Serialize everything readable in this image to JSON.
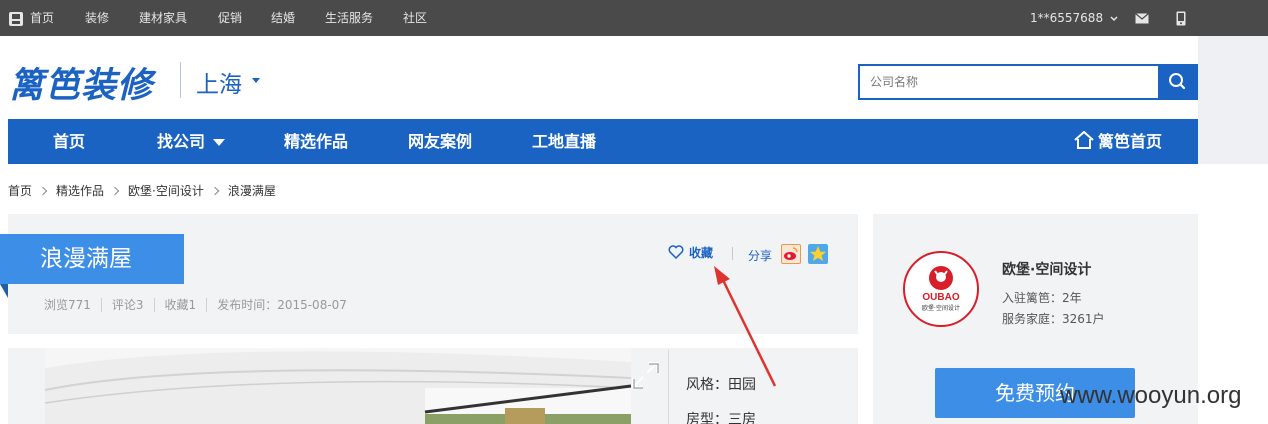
{
  "topbar": {
    "home": "首页",
    "links": [
      "装修",
      "建材家具",
      "促销",
      "结婚",
      "生活服务",
      "社区"
    ],
    "user": "1**6557688"
  },
  "header": {
    "logo": "篱笆装修",
    "city": "上海"
  },
  "search": {
    "placeholder": "公司名称"
  },
  "nav": {
    "items": [
      "首页",
      "找公司",
      "精选作品",
      "网友案例",
      "工地直播"
    ],
    "home_link": "篱笆首页"
  },
  "breadcrumb": [
    "首页",
    "精选作品",
    "欧堡·空间设计",
    "浪漫满屋"
  ],
  "work": {
    "title": "浪漫满屋",
    "favorite_label": "收藏",
    "share_label": "分享",
    "meta": {
      "views": "浏览771",
      "comments": "评论3",
      "favorites": "收藏1",
      "published": "发布时间：2015-08-07"
    },
    "attributes": {
      "style": "风格：田园",
      "layout": "房型：三房"
    }
  },
  "company": {
    "name": "欧堡·空间设计",
    "logo_text": "OUBAO",
    "logo_subtext": "欧堡·空间设计",
    "years": "入驻篱笆：2年",
    "households": "服务家庭：3261户",
    "book_button": "免费预约"
  },
  "watermark": "www.wooyun.org",
  "colors": {
    "brand_blue": "#1a63c3",
    "accent_blue": "#3d8ee6",
    "topbar": "#4a4a4a",
    "annotation_red": "#e0322f"
  }
}
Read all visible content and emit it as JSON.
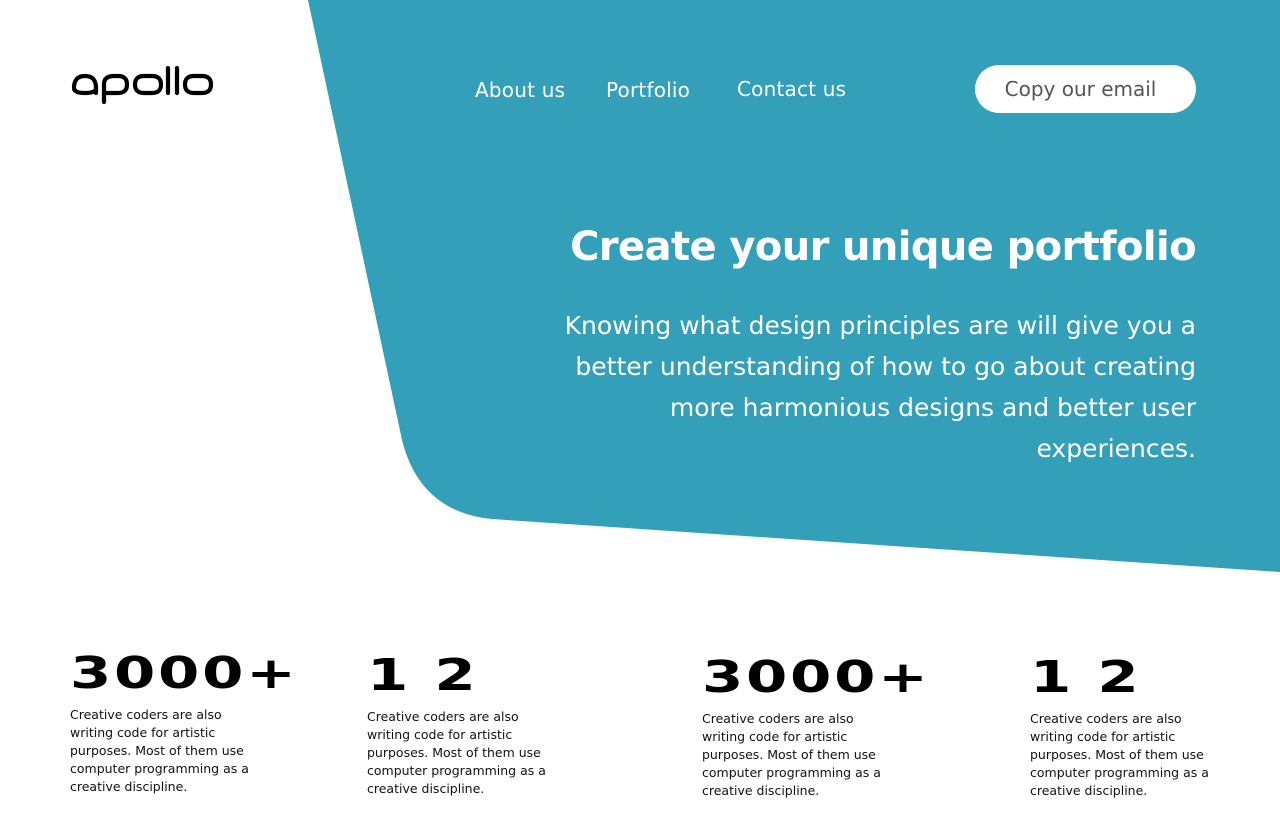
{
  "brand": {
    "logo_text": "apollo",
    "accent_color": "#339fb8"
  },
  "nav": {
    "about": "About us",
    "portfolio": "Portfolio",
    "contact": "Contact us"
  },
  "cta": {
    "copy_email": "Copy our email"
  },
  "hero": {
    "title": "Create your unique portfolio",
    "subtitle_lines": [
      "Knowing what design principles are will give you a",
      "better understanding of how to go about creating",
      "more harmonious designs and better user",
      "experiences."
    ]
  },
  "stats": [
    {
      "number": "3000+",
      "desc_lines": [
        "Creative coders are also",
        "writing code for artistic",
        "purposes. Most of them use",
        "computer programming as a",
        "creative discipline."
      ]
    },
    {
      "number": "1 2",
      "desc_lines": [
        "Creative coders are also",
        "writing code for artistic",
        "purposes. Most of them use",
        "computer programming as a",
        "creative discipline."
      ]
    },
    {
      "number": "3000+",
      "desc_lines": [
        "Creative coders are also",
        "writing code for artistic",
        "purposes. Most of them use",
        "computer programming as a",
        "creative discipline."
      ]
    },
    {
      "number": "1 2",
      "desc_lines": [
        "Creative coders are also",
        "writing code for artistic",
        "purposes. Most of them use",
        "computer programming as a",
        "creative discipline."
      ]
    }
  ]
}
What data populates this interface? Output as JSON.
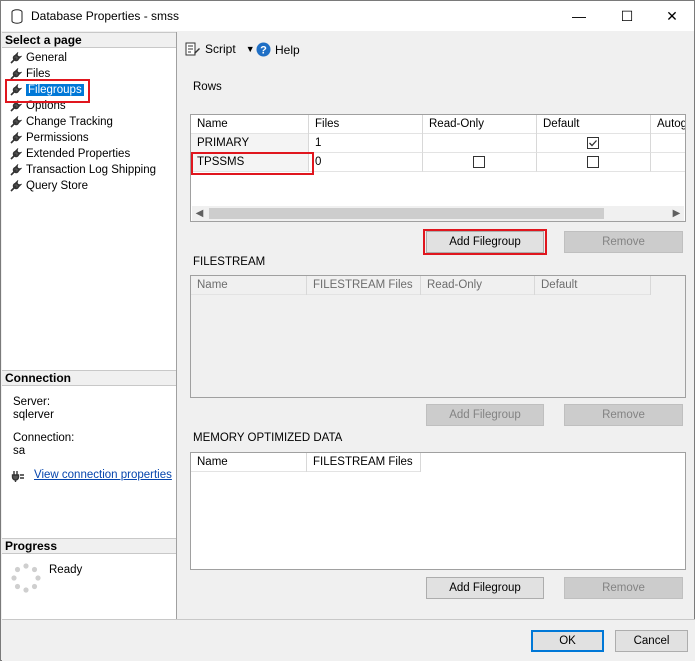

....

Quote the records in their entirety, keeping the wording exact and excluding pictures.

▶ _CORRECT RESULT_:
Serialize everything readable in this image to JSON.
{
  "topbar": {
    "home": "首页",
    "links": [
      "装修",
      "建材家具",
      "促销",
      "结婚",
      "生活服务",
      "社区"
    ],
    "user": "1**6557688"
  },
  "header": {
    "logo": "篱笆装修",
    "city": "上海"
  },
  "search": {
    "placeholder": "公司名称"
  },
  "nav": {
    "items": [
      "首页",
      "找公司",
      "精选作品",
      "网友案例",
      "工地直播"
    ],
    "home_link": "篱笆首页"
  },
  "breadcrumb": [
    "首页",
    "精选作品",
    "欧堡·空间设计",
    "浪漫满屋"
  ],
  "work": {
    "title": "浪漫满屋",
    "favorite_label": "收藏",
    "share_label": "分享",
    "meta": {
      "views": "浏览771",
      "comments": "评论3",
      "favorites": "收藏1",
      "published": "发布时间：2015-08-07"
    },
    "attributes": {
      "style": "风格：田园",
      "layout": "房型：三房"
    }
  },
  "company": {
    "name": "欧堡·空间设计",
    "logo_text": "OUBAO",
    "logo_subtext": "欧堡·空间设计",
    "years": "入驻篱笆：2年",
    "households": "服务家庭：3261户",
    "book_button": "免费预约"
  },
  "watermark": "www.wooyun.org",
  "colors": {
    "brand_blue": "#1a63c3",
    "accent_blue": "#3d8ee6",
    "topbar": "#4a4a4a",
    "annotation_red": "#e0322f"
  }
}
Read all visible content and emit it as JSON.
{
  "brand": {
    "logo_text": "apollo",
    "accent_color": "#339fb8"
  },
  "nav": {
    "about": "About us",
    "portfolio": "Portfolio",
    "contact": "Contact us"
  },
  "cta": {
    "copy_email": "Copy our email"
  },
  "hero": {
    "title": "Create your unique portfolio",
    "subtitle_lines": [
      "Knowing what design principles are will give you a",
      "better understanding of how to go about creating",
      "more harmonious designs and better user",
      "experiences."
    ]
  },
  "stats": [
    {
      "number": "3000+",
      "desc_lines": [
        "Creative coders are also",
        "writing code for artistic",
        "purposes. Most of them use",
        "computer programming as a",
        "creative discipline."
      ]
    },
    {
      "number": "1 2",
      "desc_lines": [
        "Creative coders are also",
        "writing code for artistic",
        "purposes. Most of them use",
        "computer programming as a",
        "creative discipline."
      ]
    },
    {
      "number": "3000+",
      "desc_lines": [
        "Creative coders are also",
        "writing code for artistic",
        "purposes. Most of them use",
        "computer programming as a",
        "creative discipline."
      ]
    },
    {
      "number": "1 2",
      "desc_lines": [
        "Creative coders are also",
        "writing code for artistic",
        "purposes. Most of them use",
        "computer programming as a",
        "creative discipline."
      ]
    }
  ]
}
What data populates this interface? Output as JSON.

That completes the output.